====== INPUT MATERIAL

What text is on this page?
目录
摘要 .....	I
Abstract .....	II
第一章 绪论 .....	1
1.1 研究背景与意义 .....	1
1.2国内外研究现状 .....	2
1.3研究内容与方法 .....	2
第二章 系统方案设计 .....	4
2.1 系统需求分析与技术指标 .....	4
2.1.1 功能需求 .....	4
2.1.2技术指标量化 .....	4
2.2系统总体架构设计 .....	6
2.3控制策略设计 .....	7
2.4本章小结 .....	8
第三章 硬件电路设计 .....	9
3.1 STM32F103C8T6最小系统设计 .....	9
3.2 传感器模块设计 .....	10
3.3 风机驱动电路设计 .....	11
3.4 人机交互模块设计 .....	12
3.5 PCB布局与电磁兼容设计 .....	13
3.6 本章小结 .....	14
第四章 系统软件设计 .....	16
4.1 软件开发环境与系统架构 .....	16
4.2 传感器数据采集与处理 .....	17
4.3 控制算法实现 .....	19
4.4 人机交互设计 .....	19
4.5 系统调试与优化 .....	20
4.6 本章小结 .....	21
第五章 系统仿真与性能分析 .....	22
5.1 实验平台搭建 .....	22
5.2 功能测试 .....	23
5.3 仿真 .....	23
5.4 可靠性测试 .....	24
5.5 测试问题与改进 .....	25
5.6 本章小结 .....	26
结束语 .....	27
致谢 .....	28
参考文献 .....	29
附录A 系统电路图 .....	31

============

- [WHAT YOU ARE ASKED TO DO] Extract the data in full. Keep it word for word.

- [WORKED ANSWER]
What text is on this page?
目录
摘要 .....	I
Abstract .....	II
第一章 绪论 .....	1
1.1 研究背景与意义 .....	1
1.2国内外研究现状 .....	2
1.3研究内容与方法 .....	2
第二章 系统方案设计 .....	4
2.1 系统需求分析与技术指标 .....	4
2.1.1 功能需求 .....	4
2.1.2技术指标量化 .....	4
2.2系统总体架构设计 .....	6
2.3控制策略设计 .....	7
2.4本章小结 .....	8
第三章 硬件电路设计 .....	9
3.1 STM32F103C8T6最小系统设计 .....	9
3.2 传感器模块设计 .....	10
3.3 风机驱动电路设计 .....	11
3.4 人机交互模块设计 .....	12
3.5 PCB布局与电磁兼容设计 .....	13
3.6 本章小结 .....	14
第四章 系统软件设计 .....	16
4.1 软件开发环境与系统架构 .....	16
4.2 传感器数据采集与处理 .....	17
4.3 控制算法实现 .....	19
4.4 人机交互设计 .....	19
4.5 系统调试与优化 .....	20
4.6 本章小结 .....	21
第五章 系统仿真与性能分析 .....	22
5.1 实验平台搭建 .....	22
5.2 功能测试 .....	23
5.3 仿真 .....	23
5.4 可靠性测试 .....	24
5.5 测试问题与改进 .....	25
5.6 本章小结 .....	26
结束语 .....	27
致谢 .....	28
参考文献 .....	29
附录A 系统电路图 .....	31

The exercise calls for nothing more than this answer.